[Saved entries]
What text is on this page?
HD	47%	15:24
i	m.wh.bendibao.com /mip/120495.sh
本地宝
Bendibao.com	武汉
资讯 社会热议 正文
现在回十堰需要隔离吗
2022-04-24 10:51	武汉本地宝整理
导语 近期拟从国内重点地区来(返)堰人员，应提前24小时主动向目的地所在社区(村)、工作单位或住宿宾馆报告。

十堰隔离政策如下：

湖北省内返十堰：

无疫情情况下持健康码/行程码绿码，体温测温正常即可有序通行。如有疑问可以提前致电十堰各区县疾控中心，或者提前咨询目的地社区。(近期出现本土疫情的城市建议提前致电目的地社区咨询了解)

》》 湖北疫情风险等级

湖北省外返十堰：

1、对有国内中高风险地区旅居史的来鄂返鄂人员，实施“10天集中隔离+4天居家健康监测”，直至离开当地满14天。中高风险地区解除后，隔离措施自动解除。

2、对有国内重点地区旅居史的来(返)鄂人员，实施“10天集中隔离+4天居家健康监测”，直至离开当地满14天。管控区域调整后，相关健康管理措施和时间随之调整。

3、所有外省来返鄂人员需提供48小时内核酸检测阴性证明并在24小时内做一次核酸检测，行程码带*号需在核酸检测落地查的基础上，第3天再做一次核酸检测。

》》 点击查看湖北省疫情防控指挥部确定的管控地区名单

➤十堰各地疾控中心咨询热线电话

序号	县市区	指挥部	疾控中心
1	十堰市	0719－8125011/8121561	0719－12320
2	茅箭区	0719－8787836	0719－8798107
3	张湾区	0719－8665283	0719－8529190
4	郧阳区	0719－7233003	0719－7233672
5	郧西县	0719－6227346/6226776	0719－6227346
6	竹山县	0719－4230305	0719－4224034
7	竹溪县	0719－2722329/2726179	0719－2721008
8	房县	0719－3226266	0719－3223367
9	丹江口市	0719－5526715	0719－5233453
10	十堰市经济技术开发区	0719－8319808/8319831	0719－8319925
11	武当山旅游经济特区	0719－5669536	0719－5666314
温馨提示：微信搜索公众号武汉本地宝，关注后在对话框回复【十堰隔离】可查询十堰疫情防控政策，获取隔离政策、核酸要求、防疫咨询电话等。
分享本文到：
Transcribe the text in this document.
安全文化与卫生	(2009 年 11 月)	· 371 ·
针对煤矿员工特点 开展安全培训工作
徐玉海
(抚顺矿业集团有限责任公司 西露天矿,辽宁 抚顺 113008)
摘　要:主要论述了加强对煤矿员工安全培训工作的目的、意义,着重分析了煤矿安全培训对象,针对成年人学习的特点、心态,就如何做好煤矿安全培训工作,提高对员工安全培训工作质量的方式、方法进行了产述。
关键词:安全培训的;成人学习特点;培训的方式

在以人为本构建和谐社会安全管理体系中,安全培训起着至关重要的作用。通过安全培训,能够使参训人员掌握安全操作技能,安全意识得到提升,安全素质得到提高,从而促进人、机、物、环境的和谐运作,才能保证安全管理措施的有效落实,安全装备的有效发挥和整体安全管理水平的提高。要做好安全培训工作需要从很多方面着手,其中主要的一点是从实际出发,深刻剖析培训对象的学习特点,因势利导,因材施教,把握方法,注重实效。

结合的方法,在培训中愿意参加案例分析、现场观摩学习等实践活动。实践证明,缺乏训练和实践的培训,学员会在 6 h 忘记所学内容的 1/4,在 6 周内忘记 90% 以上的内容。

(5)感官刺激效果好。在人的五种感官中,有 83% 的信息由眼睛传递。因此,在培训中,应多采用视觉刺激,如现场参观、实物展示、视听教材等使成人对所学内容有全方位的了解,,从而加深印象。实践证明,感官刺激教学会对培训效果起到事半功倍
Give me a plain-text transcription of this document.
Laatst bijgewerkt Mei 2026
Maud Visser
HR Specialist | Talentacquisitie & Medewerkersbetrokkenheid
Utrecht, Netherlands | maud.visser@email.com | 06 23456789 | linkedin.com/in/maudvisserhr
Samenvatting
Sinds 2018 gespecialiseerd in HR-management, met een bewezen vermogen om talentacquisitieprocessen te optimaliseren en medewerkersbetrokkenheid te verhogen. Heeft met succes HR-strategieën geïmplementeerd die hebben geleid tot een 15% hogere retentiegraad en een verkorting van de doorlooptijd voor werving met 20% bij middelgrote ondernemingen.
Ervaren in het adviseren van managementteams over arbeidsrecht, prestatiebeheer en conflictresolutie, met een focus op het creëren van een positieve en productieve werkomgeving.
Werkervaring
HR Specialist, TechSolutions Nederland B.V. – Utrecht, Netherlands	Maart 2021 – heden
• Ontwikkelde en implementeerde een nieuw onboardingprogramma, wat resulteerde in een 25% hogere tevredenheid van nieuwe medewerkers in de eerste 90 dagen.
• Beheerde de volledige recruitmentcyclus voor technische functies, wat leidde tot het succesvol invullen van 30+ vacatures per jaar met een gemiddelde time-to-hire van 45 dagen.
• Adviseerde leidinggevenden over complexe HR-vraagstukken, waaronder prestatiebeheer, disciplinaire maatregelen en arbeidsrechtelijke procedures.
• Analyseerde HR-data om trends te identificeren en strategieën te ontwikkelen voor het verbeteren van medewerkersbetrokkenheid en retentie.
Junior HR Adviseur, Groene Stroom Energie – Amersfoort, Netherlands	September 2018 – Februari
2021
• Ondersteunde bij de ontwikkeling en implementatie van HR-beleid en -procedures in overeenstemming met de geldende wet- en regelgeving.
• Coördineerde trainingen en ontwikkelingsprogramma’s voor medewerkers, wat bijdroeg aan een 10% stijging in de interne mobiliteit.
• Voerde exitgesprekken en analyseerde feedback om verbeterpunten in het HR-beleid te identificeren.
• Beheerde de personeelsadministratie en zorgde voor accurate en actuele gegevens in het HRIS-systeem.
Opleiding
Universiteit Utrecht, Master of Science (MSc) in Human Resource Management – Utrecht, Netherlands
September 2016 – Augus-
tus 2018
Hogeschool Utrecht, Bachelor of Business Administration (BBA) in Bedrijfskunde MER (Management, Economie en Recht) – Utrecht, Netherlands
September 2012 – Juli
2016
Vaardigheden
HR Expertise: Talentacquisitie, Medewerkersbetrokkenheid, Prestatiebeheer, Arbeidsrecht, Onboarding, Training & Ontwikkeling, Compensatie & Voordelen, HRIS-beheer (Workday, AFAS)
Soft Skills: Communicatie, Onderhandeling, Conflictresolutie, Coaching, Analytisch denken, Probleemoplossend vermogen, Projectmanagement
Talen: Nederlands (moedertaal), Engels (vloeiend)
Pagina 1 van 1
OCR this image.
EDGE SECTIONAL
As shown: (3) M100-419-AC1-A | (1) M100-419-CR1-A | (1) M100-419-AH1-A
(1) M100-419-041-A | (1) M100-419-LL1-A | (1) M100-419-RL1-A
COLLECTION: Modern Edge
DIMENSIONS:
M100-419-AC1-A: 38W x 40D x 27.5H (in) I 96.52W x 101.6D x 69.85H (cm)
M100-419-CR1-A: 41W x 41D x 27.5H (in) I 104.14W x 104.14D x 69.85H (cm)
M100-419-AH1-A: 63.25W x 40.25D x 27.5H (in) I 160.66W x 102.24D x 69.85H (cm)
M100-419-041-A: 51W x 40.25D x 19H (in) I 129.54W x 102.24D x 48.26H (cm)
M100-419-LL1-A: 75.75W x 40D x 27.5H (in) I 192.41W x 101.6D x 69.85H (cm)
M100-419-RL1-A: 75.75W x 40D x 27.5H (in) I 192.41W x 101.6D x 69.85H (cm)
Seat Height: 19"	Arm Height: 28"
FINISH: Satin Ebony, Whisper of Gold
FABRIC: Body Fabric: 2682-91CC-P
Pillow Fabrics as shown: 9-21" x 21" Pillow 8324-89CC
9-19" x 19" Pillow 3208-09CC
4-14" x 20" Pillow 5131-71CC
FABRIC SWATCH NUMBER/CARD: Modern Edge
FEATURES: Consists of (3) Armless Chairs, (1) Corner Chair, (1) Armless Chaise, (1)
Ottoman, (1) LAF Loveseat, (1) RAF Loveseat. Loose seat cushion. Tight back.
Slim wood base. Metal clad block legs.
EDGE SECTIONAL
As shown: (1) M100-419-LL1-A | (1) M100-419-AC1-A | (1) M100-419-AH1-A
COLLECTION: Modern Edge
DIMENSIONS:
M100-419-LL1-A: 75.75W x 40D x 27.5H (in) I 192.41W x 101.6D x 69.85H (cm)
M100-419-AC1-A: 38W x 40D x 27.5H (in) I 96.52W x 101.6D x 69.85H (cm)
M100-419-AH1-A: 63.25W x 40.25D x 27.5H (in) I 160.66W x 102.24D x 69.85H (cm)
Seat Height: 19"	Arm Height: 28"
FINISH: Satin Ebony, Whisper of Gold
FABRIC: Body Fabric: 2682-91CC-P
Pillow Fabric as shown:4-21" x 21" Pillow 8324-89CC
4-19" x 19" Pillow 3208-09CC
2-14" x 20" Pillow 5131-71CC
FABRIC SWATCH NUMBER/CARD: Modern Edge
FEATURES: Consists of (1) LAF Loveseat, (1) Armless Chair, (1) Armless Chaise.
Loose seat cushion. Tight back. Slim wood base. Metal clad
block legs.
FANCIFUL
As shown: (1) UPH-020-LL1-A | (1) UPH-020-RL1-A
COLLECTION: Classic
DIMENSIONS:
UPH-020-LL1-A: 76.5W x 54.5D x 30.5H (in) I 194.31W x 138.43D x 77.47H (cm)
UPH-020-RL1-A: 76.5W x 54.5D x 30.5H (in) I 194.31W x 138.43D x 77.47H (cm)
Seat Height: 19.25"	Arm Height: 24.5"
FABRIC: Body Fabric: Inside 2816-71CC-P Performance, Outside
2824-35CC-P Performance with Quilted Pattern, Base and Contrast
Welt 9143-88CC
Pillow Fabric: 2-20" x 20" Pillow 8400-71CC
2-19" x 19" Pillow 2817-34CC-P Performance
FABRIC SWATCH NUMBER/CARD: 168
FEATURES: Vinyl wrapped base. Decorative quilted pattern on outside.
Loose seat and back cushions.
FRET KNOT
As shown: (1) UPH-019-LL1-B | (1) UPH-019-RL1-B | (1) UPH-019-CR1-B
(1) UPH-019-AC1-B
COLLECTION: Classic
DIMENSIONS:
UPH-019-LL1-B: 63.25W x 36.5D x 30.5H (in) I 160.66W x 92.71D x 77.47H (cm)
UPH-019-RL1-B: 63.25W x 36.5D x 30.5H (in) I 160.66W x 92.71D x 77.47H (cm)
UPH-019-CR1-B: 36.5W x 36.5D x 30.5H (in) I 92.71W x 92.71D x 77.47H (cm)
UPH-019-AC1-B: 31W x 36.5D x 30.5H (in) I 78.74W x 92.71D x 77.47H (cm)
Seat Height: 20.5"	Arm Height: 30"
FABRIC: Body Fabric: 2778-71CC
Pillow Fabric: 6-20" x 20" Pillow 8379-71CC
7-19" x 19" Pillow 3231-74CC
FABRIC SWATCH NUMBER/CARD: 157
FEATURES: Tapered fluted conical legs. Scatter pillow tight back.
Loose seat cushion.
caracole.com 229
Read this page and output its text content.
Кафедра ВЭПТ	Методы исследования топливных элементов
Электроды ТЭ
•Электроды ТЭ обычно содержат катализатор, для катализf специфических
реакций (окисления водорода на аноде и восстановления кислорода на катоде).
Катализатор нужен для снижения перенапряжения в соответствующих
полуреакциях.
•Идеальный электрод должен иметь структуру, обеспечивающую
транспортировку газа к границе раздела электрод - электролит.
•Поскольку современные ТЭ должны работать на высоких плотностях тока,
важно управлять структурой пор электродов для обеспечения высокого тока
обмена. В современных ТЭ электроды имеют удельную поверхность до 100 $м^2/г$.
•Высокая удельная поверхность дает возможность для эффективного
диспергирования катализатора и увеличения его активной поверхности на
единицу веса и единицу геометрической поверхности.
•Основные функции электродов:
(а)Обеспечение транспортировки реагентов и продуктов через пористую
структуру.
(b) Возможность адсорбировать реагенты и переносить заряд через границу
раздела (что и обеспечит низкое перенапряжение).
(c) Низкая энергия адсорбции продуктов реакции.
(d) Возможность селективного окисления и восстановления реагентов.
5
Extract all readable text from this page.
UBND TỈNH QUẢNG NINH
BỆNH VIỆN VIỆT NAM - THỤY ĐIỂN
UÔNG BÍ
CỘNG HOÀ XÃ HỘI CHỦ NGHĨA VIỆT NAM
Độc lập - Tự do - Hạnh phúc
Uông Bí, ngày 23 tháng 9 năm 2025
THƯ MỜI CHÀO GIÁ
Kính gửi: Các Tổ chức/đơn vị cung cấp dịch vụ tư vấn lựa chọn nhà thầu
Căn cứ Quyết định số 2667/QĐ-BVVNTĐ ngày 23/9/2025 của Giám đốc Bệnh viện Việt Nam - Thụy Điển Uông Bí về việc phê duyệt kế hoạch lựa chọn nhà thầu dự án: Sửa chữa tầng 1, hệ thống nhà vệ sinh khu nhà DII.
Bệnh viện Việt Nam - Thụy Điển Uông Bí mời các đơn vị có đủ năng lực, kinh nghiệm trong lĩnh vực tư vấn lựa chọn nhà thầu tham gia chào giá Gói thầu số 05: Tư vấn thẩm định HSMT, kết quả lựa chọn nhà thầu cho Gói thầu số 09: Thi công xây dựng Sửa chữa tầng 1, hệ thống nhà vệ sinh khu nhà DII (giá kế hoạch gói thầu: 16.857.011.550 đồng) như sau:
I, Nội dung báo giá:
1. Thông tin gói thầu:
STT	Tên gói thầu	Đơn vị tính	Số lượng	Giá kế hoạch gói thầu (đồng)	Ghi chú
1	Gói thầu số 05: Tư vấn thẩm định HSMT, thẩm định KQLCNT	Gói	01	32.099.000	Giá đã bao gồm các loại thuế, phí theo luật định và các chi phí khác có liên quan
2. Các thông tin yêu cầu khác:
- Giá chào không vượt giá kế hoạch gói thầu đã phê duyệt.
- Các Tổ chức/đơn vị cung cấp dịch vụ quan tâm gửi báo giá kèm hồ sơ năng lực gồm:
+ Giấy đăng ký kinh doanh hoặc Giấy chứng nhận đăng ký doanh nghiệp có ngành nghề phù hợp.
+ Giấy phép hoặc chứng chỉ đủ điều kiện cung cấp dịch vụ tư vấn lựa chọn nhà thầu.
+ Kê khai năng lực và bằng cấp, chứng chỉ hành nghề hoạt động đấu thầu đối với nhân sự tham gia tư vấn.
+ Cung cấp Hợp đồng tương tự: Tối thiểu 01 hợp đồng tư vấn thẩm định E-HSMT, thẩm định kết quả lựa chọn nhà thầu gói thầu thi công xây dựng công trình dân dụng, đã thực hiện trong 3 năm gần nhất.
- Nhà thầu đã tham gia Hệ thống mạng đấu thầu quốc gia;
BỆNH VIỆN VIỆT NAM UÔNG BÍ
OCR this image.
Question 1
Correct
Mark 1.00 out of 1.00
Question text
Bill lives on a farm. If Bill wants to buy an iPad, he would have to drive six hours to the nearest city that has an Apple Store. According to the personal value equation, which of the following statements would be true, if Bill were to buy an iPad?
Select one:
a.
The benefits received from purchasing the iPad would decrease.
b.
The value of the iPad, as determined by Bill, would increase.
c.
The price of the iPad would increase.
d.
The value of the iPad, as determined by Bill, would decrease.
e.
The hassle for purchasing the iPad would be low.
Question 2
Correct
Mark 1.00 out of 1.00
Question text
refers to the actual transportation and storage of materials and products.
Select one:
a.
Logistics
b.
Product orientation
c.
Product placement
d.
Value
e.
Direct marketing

### Problem details:
Copy every single line of the material above that holds "vermogen".

### Task response:
Sinds 2018 gespecialiseerd in HR-management, met een bewezen vermogen om talentacquisitieprocessen te optimaliseren en medewerkersbetrokkenheid te verhogen. Heeft met succes HR-strategieën geïmplementeerd die hebben geleid tot een 15% hogere retentiegraad en een verkorting van de doorlooptijd voor werving met 20% bij middelgrote ondernemingen.
Soft Skills: Communicatie, Onderhandeling, Conflictresolutie, Coaching, Analytisch denken, Probleemoplossend vermogen, Projectmanagement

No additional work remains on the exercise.